**What is required:** Check every line of the entries that follow, and copy the ones containing "Medical".

**Entries provided:**
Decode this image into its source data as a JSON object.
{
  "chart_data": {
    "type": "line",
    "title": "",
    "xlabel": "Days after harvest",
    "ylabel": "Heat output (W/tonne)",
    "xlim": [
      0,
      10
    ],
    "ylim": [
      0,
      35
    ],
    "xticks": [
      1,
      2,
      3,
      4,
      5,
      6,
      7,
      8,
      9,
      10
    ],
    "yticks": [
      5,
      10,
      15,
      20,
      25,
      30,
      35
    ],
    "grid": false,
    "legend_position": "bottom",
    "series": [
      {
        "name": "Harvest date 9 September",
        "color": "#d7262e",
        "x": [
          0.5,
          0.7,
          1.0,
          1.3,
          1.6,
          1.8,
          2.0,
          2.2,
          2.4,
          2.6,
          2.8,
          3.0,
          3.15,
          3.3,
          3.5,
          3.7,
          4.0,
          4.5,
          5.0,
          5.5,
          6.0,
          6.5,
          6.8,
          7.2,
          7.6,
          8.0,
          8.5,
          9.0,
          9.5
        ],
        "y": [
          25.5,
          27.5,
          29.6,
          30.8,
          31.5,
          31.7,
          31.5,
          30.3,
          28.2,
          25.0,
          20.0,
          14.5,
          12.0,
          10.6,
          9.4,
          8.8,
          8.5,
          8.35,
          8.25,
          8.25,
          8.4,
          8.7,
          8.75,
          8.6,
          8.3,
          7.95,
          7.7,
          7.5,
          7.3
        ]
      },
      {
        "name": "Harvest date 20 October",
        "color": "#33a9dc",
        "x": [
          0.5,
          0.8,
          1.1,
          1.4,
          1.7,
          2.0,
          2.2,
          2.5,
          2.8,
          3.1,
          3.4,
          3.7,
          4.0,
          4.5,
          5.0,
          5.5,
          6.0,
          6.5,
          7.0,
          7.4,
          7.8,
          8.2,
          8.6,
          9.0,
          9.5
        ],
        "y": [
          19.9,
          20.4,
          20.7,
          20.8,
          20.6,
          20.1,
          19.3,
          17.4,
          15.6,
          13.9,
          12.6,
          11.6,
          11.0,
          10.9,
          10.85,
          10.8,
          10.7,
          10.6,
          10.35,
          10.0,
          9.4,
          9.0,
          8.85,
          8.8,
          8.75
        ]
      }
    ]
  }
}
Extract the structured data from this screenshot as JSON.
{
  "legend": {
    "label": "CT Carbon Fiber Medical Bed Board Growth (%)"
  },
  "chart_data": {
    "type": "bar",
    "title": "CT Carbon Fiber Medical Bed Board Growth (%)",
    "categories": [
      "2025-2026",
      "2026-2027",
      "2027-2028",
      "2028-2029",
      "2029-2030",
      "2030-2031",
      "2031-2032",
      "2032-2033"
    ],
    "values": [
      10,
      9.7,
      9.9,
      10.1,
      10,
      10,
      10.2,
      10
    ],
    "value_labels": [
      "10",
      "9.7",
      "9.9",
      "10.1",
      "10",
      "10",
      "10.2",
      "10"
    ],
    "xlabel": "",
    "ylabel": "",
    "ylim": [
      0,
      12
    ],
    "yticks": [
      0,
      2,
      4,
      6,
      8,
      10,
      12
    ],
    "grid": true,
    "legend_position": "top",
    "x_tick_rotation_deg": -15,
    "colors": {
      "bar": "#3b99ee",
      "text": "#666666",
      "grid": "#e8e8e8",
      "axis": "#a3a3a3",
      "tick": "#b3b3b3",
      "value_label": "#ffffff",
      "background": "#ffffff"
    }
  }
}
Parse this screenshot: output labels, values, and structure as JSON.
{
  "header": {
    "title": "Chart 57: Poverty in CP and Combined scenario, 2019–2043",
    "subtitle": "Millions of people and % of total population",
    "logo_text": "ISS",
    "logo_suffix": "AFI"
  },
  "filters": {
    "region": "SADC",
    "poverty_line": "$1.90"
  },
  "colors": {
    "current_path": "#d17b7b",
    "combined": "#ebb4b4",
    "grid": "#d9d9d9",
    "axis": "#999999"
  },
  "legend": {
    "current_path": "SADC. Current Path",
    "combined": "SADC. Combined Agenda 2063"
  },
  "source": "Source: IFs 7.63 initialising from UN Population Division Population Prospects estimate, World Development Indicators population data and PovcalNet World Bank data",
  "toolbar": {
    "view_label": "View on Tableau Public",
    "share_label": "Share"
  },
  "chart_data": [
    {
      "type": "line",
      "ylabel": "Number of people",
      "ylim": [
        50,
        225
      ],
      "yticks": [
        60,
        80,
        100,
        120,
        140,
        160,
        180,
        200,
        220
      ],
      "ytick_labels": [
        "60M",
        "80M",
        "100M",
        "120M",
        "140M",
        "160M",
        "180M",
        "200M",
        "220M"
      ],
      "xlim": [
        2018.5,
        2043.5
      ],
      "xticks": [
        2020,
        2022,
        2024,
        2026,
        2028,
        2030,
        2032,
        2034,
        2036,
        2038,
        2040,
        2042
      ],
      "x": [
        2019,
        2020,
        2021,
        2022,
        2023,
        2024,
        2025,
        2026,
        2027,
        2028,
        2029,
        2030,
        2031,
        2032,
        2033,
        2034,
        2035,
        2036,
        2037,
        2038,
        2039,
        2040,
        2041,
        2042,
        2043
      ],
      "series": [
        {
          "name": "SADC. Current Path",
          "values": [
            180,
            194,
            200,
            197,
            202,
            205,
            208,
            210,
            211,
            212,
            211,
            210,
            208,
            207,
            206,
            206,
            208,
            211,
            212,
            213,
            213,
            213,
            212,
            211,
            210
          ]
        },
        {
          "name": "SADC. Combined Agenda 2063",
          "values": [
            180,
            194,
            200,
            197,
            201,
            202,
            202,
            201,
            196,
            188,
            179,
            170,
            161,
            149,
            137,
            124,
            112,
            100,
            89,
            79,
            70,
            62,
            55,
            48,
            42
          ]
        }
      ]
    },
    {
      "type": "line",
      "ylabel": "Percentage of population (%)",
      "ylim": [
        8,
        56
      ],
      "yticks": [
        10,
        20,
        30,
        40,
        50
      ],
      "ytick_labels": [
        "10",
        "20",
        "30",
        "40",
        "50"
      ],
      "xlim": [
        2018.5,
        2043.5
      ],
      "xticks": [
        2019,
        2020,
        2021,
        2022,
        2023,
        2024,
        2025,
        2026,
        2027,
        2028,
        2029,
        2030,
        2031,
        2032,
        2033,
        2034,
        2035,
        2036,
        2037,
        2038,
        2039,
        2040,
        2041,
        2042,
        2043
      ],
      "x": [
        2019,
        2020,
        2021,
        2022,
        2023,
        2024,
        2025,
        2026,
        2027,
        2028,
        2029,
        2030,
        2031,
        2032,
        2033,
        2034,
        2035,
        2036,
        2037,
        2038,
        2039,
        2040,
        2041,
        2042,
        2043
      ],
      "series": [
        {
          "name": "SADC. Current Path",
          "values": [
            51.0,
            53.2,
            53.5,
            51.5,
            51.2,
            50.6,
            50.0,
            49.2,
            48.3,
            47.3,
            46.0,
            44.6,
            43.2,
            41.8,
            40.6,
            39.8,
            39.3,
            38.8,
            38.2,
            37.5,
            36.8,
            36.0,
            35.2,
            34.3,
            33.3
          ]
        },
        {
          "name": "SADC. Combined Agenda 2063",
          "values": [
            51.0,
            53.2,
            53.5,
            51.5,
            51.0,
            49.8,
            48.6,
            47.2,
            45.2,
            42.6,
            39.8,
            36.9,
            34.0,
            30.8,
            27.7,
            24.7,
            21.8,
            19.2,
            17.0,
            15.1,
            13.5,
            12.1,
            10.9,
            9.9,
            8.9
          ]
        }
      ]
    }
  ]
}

**Task solution:**
    "label": "CT Carbon Fiber Medical Bed Board Growth (%)"
    "title": "CT Carbon Fiber Medical Bed Board Growth (%)",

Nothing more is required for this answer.